What is being asked = Show every line containing "name" by copying it.

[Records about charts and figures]
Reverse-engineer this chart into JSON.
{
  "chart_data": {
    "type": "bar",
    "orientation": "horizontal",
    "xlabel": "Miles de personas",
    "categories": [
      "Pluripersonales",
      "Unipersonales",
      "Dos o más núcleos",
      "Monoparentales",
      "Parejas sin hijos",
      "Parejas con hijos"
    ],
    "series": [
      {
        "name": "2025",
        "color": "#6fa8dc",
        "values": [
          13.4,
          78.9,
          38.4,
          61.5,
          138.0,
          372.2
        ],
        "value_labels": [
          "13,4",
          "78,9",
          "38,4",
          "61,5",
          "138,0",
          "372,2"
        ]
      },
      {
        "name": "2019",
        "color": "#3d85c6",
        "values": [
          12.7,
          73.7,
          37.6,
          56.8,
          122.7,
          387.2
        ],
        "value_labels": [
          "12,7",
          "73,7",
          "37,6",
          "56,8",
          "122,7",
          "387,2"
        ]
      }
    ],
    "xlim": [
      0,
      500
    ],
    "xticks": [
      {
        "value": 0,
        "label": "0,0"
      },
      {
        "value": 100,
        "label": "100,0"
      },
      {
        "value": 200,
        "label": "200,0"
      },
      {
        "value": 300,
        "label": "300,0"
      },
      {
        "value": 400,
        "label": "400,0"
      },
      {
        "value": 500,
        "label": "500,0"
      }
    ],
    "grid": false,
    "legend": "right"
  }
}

--

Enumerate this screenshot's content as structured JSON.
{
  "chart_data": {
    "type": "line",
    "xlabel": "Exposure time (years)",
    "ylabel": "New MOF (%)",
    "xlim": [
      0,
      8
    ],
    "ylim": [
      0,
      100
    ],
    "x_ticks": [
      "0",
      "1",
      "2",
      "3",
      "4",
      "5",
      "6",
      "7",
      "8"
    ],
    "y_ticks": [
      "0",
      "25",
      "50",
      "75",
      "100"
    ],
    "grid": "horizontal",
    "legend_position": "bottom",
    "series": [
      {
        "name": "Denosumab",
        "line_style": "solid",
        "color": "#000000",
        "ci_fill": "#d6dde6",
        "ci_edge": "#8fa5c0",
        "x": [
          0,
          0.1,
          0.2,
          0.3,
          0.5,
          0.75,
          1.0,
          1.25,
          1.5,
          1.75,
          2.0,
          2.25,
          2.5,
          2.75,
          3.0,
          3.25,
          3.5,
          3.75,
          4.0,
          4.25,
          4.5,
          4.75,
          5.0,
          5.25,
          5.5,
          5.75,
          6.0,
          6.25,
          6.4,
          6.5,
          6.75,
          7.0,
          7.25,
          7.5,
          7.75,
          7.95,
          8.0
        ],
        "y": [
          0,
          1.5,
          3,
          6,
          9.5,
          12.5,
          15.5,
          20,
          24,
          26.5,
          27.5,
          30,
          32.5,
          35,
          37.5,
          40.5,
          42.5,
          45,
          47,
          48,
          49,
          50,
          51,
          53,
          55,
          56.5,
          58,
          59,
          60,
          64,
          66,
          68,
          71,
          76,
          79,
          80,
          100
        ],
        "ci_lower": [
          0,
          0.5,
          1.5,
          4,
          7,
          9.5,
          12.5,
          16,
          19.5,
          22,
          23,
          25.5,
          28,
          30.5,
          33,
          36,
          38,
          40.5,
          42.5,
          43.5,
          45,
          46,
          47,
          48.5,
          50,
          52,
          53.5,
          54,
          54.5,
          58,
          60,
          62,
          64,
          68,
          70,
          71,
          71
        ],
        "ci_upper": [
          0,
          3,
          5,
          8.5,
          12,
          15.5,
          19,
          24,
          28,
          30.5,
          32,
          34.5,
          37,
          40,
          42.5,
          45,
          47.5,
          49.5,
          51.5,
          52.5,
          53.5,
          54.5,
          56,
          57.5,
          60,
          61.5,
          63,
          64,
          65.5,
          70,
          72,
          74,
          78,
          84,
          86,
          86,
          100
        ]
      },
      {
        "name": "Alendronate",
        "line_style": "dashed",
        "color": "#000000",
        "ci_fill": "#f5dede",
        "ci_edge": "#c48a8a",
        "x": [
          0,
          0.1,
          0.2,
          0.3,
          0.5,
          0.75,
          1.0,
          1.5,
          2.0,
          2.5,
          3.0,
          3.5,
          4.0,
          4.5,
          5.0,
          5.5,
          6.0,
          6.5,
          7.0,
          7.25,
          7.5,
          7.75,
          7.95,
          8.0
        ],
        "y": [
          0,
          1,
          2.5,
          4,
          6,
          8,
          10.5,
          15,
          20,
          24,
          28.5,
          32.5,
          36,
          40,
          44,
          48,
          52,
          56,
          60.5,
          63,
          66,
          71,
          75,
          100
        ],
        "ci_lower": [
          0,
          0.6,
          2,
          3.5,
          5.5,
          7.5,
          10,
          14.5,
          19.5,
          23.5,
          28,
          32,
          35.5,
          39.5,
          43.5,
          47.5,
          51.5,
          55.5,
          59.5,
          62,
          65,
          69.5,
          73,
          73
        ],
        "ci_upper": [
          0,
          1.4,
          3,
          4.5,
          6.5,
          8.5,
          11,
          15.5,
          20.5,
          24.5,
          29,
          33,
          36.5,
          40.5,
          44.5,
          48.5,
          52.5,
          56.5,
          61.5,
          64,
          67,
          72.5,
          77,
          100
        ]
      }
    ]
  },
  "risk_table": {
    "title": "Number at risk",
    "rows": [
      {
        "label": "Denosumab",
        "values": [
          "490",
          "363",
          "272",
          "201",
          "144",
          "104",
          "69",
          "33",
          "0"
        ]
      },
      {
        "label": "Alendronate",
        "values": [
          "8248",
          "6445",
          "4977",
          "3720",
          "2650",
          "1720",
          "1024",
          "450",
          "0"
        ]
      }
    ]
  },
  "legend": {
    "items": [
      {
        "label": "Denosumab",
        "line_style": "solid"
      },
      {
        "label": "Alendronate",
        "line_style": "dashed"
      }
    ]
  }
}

--

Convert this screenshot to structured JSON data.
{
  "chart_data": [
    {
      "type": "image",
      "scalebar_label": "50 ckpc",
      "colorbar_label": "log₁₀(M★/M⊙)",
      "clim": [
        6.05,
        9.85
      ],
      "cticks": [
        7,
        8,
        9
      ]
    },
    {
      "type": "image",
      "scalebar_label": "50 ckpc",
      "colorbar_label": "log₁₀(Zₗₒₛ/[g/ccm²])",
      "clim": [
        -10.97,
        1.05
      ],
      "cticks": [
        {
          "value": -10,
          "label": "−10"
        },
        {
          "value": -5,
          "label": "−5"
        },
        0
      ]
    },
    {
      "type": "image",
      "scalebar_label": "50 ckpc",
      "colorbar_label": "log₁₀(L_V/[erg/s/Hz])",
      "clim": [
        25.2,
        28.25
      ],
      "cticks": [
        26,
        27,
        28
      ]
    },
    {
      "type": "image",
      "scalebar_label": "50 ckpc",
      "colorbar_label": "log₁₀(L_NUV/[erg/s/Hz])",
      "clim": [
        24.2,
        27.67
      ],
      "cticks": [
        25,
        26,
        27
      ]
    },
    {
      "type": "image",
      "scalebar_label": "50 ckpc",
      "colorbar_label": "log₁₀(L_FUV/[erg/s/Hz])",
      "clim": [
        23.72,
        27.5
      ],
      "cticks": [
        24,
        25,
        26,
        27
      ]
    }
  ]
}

Solution to the exercise =
        "name": "2025",
        "name": "2019",
        "name": "Denosumab",
        "name": "Alendronate",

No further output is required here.